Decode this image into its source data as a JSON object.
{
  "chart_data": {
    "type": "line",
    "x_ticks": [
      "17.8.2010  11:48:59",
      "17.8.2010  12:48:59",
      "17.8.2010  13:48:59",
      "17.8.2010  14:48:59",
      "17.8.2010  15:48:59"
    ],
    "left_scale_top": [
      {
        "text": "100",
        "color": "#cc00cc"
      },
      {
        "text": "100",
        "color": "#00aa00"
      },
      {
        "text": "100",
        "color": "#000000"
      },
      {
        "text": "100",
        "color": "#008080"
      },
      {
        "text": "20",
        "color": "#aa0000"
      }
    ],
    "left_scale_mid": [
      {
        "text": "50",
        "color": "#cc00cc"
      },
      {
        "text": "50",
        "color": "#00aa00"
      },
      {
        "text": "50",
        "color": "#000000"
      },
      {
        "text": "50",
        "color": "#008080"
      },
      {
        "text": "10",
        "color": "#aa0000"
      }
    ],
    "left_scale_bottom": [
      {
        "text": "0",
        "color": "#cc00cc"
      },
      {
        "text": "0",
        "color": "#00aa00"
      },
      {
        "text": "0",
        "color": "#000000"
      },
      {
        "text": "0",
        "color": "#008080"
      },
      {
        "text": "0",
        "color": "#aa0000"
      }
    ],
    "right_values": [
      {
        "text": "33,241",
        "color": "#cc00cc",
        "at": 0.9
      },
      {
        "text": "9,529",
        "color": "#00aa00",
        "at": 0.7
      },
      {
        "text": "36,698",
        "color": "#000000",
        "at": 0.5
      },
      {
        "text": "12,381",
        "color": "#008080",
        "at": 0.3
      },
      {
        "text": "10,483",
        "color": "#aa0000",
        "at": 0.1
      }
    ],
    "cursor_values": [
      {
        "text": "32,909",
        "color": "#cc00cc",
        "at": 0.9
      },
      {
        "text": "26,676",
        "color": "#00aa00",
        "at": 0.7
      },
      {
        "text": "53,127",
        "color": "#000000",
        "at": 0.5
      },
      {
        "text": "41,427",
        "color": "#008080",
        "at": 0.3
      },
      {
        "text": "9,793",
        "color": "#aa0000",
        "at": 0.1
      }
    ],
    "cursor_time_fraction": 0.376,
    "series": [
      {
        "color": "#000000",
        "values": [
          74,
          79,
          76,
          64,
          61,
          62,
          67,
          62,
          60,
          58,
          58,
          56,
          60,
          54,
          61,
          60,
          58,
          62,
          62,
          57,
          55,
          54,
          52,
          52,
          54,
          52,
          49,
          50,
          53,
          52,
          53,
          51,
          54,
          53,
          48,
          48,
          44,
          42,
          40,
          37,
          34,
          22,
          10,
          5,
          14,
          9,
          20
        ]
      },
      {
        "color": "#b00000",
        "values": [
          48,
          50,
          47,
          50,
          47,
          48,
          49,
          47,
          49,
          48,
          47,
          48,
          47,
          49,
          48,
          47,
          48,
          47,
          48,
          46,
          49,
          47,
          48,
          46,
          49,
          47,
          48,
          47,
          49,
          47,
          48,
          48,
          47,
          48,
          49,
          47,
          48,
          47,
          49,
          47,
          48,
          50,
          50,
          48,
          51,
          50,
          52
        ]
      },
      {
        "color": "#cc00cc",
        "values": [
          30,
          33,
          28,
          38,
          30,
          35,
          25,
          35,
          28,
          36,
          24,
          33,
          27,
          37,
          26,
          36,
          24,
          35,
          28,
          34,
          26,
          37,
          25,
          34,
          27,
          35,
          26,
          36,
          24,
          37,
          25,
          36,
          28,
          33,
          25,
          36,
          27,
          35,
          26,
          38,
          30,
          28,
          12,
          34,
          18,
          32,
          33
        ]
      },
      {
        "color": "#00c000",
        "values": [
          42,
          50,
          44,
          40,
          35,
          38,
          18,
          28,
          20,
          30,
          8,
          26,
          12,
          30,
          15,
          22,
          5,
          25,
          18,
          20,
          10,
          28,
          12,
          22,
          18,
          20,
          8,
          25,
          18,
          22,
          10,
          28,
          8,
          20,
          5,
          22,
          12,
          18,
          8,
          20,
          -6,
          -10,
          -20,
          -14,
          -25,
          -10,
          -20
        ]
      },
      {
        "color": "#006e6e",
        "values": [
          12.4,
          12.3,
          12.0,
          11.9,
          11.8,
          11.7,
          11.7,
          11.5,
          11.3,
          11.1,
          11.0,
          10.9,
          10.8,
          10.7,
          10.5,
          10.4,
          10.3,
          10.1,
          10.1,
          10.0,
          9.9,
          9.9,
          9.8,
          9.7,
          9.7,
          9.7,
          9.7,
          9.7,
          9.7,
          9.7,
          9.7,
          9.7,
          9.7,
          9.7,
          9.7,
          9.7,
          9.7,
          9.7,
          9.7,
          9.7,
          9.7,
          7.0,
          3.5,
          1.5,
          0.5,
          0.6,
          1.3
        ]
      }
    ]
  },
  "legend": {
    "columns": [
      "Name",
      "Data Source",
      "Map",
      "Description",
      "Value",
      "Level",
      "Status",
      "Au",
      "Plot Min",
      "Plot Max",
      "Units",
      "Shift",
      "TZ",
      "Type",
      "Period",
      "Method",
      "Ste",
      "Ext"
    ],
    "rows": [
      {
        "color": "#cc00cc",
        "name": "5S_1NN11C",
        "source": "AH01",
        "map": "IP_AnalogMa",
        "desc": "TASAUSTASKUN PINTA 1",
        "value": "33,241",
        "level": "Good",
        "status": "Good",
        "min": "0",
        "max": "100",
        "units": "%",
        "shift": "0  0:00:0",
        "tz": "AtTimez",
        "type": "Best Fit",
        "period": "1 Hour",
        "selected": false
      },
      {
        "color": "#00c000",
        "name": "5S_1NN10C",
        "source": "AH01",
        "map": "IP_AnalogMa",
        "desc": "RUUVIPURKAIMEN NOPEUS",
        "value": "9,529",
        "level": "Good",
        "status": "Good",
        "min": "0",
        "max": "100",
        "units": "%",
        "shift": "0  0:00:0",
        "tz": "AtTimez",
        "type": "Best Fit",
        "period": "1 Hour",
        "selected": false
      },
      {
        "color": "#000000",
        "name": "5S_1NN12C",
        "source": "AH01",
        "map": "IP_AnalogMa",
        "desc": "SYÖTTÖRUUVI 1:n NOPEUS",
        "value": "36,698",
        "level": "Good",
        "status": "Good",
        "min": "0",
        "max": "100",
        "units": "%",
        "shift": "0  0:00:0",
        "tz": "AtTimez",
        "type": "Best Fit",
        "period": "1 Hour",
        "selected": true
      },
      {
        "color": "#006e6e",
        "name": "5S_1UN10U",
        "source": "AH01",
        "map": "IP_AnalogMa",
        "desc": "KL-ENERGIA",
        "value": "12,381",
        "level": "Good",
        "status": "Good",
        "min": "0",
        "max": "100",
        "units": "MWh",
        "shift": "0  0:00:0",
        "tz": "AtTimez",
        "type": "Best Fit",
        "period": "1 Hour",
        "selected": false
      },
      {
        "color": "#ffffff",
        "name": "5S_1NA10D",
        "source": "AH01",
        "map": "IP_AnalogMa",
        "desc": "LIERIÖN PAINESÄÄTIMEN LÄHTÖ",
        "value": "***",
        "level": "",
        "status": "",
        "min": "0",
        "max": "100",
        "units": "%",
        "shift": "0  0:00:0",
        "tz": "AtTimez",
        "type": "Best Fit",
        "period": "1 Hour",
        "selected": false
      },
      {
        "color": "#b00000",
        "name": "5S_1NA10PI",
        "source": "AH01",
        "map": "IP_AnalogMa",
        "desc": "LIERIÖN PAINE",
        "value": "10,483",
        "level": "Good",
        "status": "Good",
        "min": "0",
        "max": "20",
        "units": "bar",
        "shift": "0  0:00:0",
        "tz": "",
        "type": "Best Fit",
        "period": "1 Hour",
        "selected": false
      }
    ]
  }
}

● Aim of the task:
Exactly as written, please output every entry.

● Reply:
Decode this image into its source data as a JSON object.
{
  "chart_data": {
    "type": "line",
    "x_ticks": [
      "17.8.2010  11:48:59",
      "17.8.2010  12:48:59",
      "17.8.2010  13:48:59",
      "17.8.2010  14:48:59",
      "17.8.2010  15:48:59"
    ],
    "left_scale_top": [
      {
        "text": "100",
        "color": "#cc00cc"
      },
      {
        "text": "100",
        "color": "#00aa00"
      },
      {
        "text": "100",
        "color": "#000000"
      },
      {
        "text": "100",
        "color": "#008080"
      },
      {
        "text": "20",
        "color": "#aa0000"
      }
    ],
    "left_scale_mid": [
      {
        "text": "50",
        "color": "#cc00cc"
      },
      {
        "text": "50",
        "color": "#00aa00"
      },
      {
        "text": "50",
        "color": "#000000"
      },
      {
        "text": "50",
        "color": "#008080"
      },
      {
        "text": "10",
        "color": "#aa0000"
      }
    ],
    "left_scale_bottom": [
      {
        "text": "0",
        "color": "#cc00cc"
      },
      {
        "text": "0",
        "color": "#00aa00"
      },
      {
        "text": "0",
        "color": "#000000"
      },
      {
        "text": "0",
        "color": "#008080"
      },
      {
        "text": "0",
        "color": "#aa0000"
      }
    ],
    "right_values": [
      {
        "text": "33,241",
        "color": "#cc00cc",
        "at": 0.9
      },
      {
        "text": "9,529",
        "color": "#00aa00",
        "at": 0.7
      },
      {
        "text": "36,698",
        "color": "#000000",
        "at": 0.5
      },
      {
        "text": "12,381",
        "color": "#008080",
        "at": 0.3
      },
      {
        "text": "10,483",
        "color": "#aa0000",
        "at": 0.1
      }
    ],
    "cursor_values": [
      {
        "text": "32,909",
        "color": "#cc00cc",
        "at": 0.9
      },
      {
        "text": "26,676",
        "color": "#00aa00",
        "at": 0.7
      },
      {
        "text": "53,127",
        "color": "#000000",
        "at": 0.5
      },
      {
        "text": "41,427",
        "color": "#008080",
        "at": 0.3
      },
      {
        "text": "9,793",
        "color": "#aa0000",
        "at": 0.1
      }
    ],
    "cursor_time_fraction": 0.376,
    "series": [
      {
        "color": "#000000",
        "values": [
          74,
          79,
          76,
          64,
          61,
          62,
          67,
          62,
          60,
          58,
          58,
          56,
          60,
          54,
          61,
          60,
          58,
          62,
          62,
          57,
          55,
          54,
          52,
          52,
          54,
          52,
          49,
          50,
          53,
          52,
          53,
          51,
          54,
          53,
          48,
          48,
          44,
          42,
          40,
          37,
          34,
          22,
          10,
          5,
          14,
          9,
          20
        ]
      },
      {
        "color": "#b00000",
        "values": [
          48,
          50,
          47,
          50,
          47,
          48,
          49,
          47,
          49,
          48,
          47,
          48,
          47,
          49,
          48,
          47,
          48,
          47,
          48,
          46,
          49,
          47,
          48,
          46,
          49,
          47,
          48,
          47,
          49,
          47,
          48,
          48,
          47,
          48,
          49,
          47,
          48,
          47,
          49,
          47,
          48,
          50,
          50,
          48,
          51,
          50,
          52
        ]
      },
      {
        "color": "#cc00cc",
        "values": [
          30,
          33,
          28,
          38,
          30,
          35,
          25,
          35,
          28,
          36,
          24,
          33,
          27,
          37,
          26,
          36,
          24,
          35,
          28,
          34,
          26,
          37,
          25,
          34,
          27,
          35,
          26,
          36,
          24,
          37,
          25,
          36,
          28,
          33,
          25,
          36,
          27,
          35,
          26,
          38,
          30,
          28,
          12,
          34,
          18,
          32,
          33
        ]
      },
      {
        "color": "#00c000",
        "values": [
          42,
          50,
          44,
          40,
          35,
          38,
          18,
          28,
          20,
          30,
          8,
          26,
          12,
          30,
          15,
          22,
          5,
          25,
          18,
          20,
          10,
          28,
          12,
          22,
          18,
          20,
          8,
          25,
          18,
          22,
          10,
          28,
          8,
          20,
          5,
          22,
          12,
          18,
          8,
          20,
          -6,
          -10,
          -20,
          -14,
          -25,
          -10,
          -20
        ]
      },
      {
        "color": "#006e6e",
        "values": [
          12.4,
          12.3,
          12.0,
          11.9,
          11.8,
          11.7,
          11.7,
          11.5,
          11.3,
          11.1,
          11.0,
          10.9,
          10.8,
          10.7,
          10.5,
          10.4,
          10.3,
          10.1,
          10.1,
          10.0,
          9.9,
          9.9,
          9.8,
          9.7,
          9.7,
          9.7,
          9.7,
          9.7,
          9.7,
          9.7,
          9.7,
          9.7,
          9.7,
          9.7,
          9.7,
          9.7,
          9.7,
          9.7,
          9.7,
          9.7,
          9.7,
          7.0,
          3.5,
          1.5,
          0.5,
          0.6,
          1.3
        ]
      }
    ]
  },
  "legend": {
    "columns": [
      "Name",
      "Data Source",
      "Map",
      "Description",
      "Value",
      "Level",
      "Status",
      "Au",
      "Plot Min",
      "Plot Max",
      "Units",
      "Shift",
      "TZ",
      "Type",
      "Period",
      "Method",
      "Ste",
      "Ext"
    ],
    "rows": [
      {
        "color": "#cc00cc",
        "name": "5S_1NN11C",
        "source": "AH01",
        "map": "IP_AnalogMa",
        "desc": "TASAUSTASKUN PINTA 1",
        "value": "33,241",
        "level": "Good",
        "status": "Good",
        "min": "0",
        "max": "100",
        "units": "%",
        "shift": "0  0:00:0",
        "tz": "AtTimez",
        "type": "Best Fit",
        "period": "1 Hour",
        "selected": false
      },
      {
        "color": "#00c000",
        "name": "5S_1NN10C",
        "source": "AH01",
        "map": "IP_AnalogMa",
        "desc": "RUUVIPURKAIMEN NOPEUS",
        "value": "9,529",
        "level": "Good",
        "status": "Good",
        "min": "0",
        "max": "100",
        "units": "%",
        "shift": "0  0:00:0",
        "tz": "AtTimez",
        "type": "Best Fit",
        "period": "1 Hour",
        "selected": false
      },
      {
        "color": "#000000",
        "name": "5S_1NN12C",
        "source": "AH01",
        "map": "IP_AnalogMa",
        "desc": "SYÖTTÖRUUVI 1:n NOPEUS",
        "value": "36,698",
        "level": "Good",
        "status": "Good",
        "min": "0",
        "max": "100",
        "units": "%",
        "shift": "0  0:00:0",
        "tz": "AtTimez",
        "type": "Best Fit",
        "period": "1 Hour",
        "selected": true
      },
      {
        "color": "#006e6e",
        "name": "5S_1UN10U",
        "source": "AH01",
        "map": "IP_AnalogMa",
        "desc": "KL-ENERGIA",
        "value": "12,381",
        "level": "Good",
        "status": "Good",
        "min": "0",
        "max": "100",
        "units": "MWh",
        "shift": "0  0:00:0",
        "tz": "AtTimez",
        "type": "Best Fit",
        "period": "1 Hour",
        "selected": false
      },
      {
        "color": "#ffffff",
        "name": "5S_1NA10D",
        "source": "AH01",
        "map": "IP_AnalogMa",
        "desc": "LIERIÖN PAINESÄÄTIMEN LÄHTÖ",
        "value": "***",
        "level": "",
        "status": "",
        "min": "0",
        "max": "100",
        "units": "%",
        "shift": "0  0:00:0",
        "tz": "AtTimez",
        "type": "Best Fit",
        "period": "1 Hour",
        "selected": false
      },
      {
        "color": "#b00000",
        "name": "5S_1NA10PI",
        "source": "AH01",
        "map": "IP_AnalogMa",
        "desc": "LIERIÖN PAINE",
        "value": "10,483",
        "level": "Good",
        "status": "Good",
        "min": "0",
        "max": "20",
        "units": "bar",
        "shift": "0  0:00:0",
        "tz": "",
        "type": "Best Fit",
        "period": "1 Hour",
        "selected": false
      }
    ]
  }
}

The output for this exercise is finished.